WHAT YOU ARE ASKED TO DO: Transcribe the entries below exactly.

[Rows from a figure dataset]
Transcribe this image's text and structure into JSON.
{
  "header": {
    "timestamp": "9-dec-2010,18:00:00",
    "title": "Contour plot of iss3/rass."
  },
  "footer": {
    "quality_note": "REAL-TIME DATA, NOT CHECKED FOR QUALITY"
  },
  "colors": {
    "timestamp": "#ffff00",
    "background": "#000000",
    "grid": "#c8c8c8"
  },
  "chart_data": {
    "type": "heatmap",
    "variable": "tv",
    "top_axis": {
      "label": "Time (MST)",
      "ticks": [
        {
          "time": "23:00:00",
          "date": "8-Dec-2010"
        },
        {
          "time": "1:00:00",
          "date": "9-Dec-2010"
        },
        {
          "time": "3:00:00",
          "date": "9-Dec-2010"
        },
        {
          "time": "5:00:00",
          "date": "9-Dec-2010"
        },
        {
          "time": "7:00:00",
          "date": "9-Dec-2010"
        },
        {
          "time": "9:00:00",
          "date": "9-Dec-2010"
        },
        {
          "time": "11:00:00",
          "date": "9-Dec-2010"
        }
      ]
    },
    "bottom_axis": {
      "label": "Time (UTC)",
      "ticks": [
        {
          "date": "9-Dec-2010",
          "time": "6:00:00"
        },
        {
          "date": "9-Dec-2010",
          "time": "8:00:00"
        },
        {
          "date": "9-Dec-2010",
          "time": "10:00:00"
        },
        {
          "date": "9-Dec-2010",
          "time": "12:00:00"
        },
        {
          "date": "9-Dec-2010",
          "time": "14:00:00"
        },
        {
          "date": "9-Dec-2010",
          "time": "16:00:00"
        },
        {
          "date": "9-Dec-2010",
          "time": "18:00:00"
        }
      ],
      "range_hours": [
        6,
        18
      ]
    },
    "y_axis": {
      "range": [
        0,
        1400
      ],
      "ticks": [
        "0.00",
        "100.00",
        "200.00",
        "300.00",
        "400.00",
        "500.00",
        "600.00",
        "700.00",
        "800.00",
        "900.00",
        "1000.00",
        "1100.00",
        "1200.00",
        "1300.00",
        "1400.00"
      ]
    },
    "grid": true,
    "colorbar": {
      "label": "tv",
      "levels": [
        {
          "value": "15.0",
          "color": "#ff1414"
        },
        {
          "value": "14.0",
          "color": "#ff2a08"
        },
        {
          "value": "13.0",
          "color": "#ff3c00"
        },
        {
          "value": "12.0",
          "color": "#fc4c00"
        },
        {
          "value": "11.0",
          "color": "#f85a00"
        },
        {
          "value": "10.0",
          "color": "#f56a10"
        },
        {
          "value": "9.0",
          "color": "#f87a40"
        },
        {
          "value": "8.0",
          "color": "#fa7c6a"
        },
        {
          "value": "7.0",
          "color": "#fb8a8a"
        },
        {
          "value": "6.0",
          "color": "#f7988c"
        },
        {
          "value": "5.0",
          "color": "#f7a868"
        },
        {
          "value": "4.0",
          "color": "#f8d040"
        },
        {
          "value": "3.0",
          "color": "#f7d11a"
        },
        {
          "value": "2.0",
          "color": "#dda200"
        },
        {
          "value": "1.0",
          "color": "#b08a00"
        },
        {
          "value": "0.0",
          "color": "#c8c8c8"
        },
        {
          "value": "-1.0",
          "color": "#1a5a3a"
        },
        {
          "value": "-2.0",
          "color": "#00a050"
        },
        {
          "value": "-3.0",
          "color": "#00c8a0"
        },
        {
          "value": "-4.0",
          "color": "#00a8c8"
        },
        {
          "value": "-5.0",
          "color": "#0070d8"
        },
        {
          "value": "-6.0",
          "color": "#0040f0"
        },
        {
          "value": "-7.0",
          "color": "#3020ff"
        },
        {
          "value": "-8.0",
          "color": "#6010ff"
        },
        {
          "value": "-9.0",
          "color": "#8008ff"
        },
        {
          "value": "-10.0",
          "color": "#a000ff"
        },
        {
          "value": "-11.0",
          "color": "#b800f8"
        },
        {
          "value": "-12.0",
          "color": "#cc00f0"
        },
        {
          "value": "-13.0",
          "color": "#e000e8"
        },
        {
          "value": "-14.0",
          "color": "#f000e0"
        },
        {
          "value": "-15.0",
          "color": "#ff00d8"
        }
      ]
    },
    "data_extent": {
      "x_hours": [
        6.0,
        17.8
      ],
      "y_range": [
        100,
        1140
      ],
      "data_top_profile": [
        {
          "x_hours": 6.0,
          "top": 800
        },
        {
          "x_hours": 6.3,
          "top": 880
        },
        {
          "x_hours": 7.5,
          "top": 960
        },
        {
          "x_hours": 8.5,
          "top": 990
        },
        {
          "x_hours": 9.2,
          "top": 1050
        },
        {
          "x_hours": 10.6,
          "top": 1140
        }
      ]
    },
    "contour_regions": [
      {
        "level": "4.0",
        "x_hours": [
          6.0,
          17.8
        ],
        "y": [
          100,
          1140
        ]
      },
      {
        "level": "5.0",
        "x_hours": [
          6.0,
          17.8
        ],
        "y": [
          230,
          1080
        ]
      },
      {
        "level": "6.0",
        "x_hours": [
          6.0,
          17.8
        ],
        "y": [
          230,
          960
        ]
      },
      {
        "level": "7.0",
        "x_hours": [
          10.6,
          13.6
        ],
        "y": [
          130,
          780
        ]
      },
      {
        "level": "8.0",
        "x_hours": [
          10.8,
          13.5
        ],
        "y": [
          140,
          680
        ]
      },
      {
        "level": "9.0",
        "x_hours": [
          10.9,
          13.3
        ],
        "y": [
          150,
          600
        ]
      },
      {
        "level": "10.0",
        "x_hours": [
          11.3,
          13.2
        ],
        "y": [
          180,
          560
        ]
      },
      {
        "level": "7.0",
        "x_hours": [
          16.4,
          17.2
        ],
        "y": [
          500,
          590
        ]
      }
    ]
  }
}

REPLY:
Transcribe this image's text and structure into JSON.
{
  "header": {
    "timestamp": "9-dec-2010,18:00:00",
    "title": "Contour plot of iss3/rass."
  },
  "footer": {
    "quality_note": "REAL-TIME DATA, NOT CHECKED FOR QUALITY"
  },
  "colors": {
    "timestamp": "#ffff00",
    "background": "#000000",
    "grid": "#c8c8c8"
  },
  "chart_data": {
    "type": "heatmap",
    "variable": "tv",
    "top_axis": {
      "label": "Time (MST)",
      "ticks": [
        {
          "time": "23:00:00",
          "date": "8-Dec-2010"
        },
        {
          "time": "1:00:00",
          "date": "9-Dec-2010"
        },
        {
          "time": "3:00:00",
          "date": "9-Dec-2010"
        },
        {
          "time": "5:00:00",
          "date": "9-Dec-2010"
        },
        {
          "time": "7:00:00",
          "date": "9-Dec-2010"
        },
        {
          "time": "9:00:00",
          "date": "9-Dec-2010"
        },
        {
          "time": "11:00:00",
          "date": "9-Dec-2010"
        }
      ]
    },
    "bottom_axis": {
      "label": "Time (UTC)",
      "ticks": [
        {
          "date": "9-Dec-2010",
          "time": "6:00:00"
        },
        {
          "date": "9-Dec-2010",
          "time": "8:00:00"
        },
        {
          "date": "9-Dec-2010",
          "time": "10:00:00"
        },
        {
          "date": "9-Dec-2010",
          "time": "12:00:00"
        },
        {
          "date": "9-Dec-2010",
          "time": "14:00:00"
        },
        {
          "date": "9-Dec-2010",
          "time": "16:00:00"
        },
        {
          "date": "9-Dec-2010",
          "time": "18:00:00"
        }
      ],
      "range_hours": [
        6,
        18
      ]
    },
    "y_axis": {
      "range": [
        0,
        1400
      ],
      "ticks": [
        "0.00",
        "100.00",
        "200.00",
        "300.00",
        "400.00",
        "500.00",
        "600.00",
        "700.00",
        "800.00",
        "900.00",
        "1000.00",
        "1100.00",
        "1200.00",
        "1300.00",
        "1400.00"
      ]
    },
    "grid": true,
    "colorbar": {
      "label": "tv",
      "levels": [
        {
          "value": "15.0",
          "color": "#ff1414"
        },
        {
          "value": "14.0",
          "color": "#ff2a08"
        },
        {
          "value": "13.0",
          "color": "#ff3c00"
        },
        {
          "value": "12.0",
          "color": "#fc4c00"
        },
        {
          "value": "11.0",
          "color": "#f85a00"
        },
        {
          "value": "10.0",
          "color": "#f56a10"
        },
        {
          "value": "9.0",
          "color": "#f87a40"
        },
        {
          "value": "8.0",
          "color": "#fa7c6a"
        },
        {
          "value": "7.0",
          "color": "#fb8a8a"
        },
        {
          "value": "6.0",
          "color": "#f7988c"
        },
        {
          "value": "5.0",
          "color": "#f7a868"
        },
        {
          "value": "4.0",
          "color": "#f8d040"
        },
        {
          "value": "3.0",
          "color": "#f7d11a"
        },
        {
          "value": "2.0",
          "color": "#dda200"
        },
        {
          "value": "1.0",
          "color": "#b08a00"
        },
        {
          "value": "0.0",
          "color": "#c8c8c8"
        },
        {
          "value": "-1.0",
          "color": "#1a5a3a"
        },
        {
          "value": "-2.0",
          "color": "#00a050"
        },
        {
          "value": "-3.0",
          "color": "#00c8a0"
        },
        {
          "value": "-4.0",
          "color": "#00a8c8"
        },
        {
          "value": "-5.0",
          "color": "#0070d8"
        },
        {
          "value": "-6.0",
          "color": "#0040f0"
        },
        {
          "value": "-7.0",
          "color": "#3020ff"
        },
        {
          "value": "-8.0",
          "color": "#6010ff"
        },
        {
          "value": "-9.0",
          "color": "#8008ff"
        },
        {
          "value": "-10.0",
          "color": "#a000ff"
        },
        {
          "value": "-11.0",
          "color": "#b800f8"
        },
        {
          "value": "-12.0",
          "color": "#cc00f0"
        },
        {
          "value": "-13.0",
          "color": "#e000e8"
        },
        {
          "value": "-14.0",
          "color": "#f000e0"
        },
        {
          "value": "-15.0",
          "color": "#ff00d8"
        }
      ]
    },
    "data_extent": {
      "x_hours": [
        6.0,
        17.8
      ],
      "y_range": [
        100,
        1140
      ],
      "data_top_profile": [
        {
          "x_hours": 6.0,
          "top": 800
        },
        {
          "x_hours": 6.3,
          "top": 880
        },
        {
          "x_hours": 7.5,
          "top": 960
        },
        {
          "x_hours": 8.5,
          "top": 990
        },
        {
          "x_hours": 9.2,
          "top": 1050
        },
        {
          "x_hours": 10.6,
          "top": 1140
        }
      ]
    },
    "contour_regions": [
      {
        "level": "4.0",
        "x_hours": [
          6.0,
          17.8
        ],
        "y": [
          100,
          1140
        ]
      },
      {
        "level": "5.0",
        "x_hours": [
          6.0,
          17.8
        ],
        "y": [
          230,
          1080
        ]
      },
      {
        "level": "6.0",
        "x_hours": [
          6.0,
          17.8
        ],
        "y": [
          230,
          960
        ]
      },
      {
        "level": "7.0",
        "x_hours": [
          10.6,
          13.6
        ],
        "y": [
          130,
          780
        ]
      },
      {
        "level": "8.0",
        "x_hours": [
          10.8,
          13.5
        ],
        "y": [
          140,
          680
        ]
      },
      {
        "level": "9.0",
        "x_hours": [
          10.9,
          13.3
        ],
        "y": [
          150,
          600
        ]
      },
      {
        "level": "10.0",
        "x_hours": [
          11.3,
          13.2
        ],
        "y": [
          180,
          560
        ]
      },
      {
        "level": "7.0",
        "x_hours": [
          16.4,
          17.2
        ],
        "y": [
          500,
          590
        ]
      }
    ]
  }
}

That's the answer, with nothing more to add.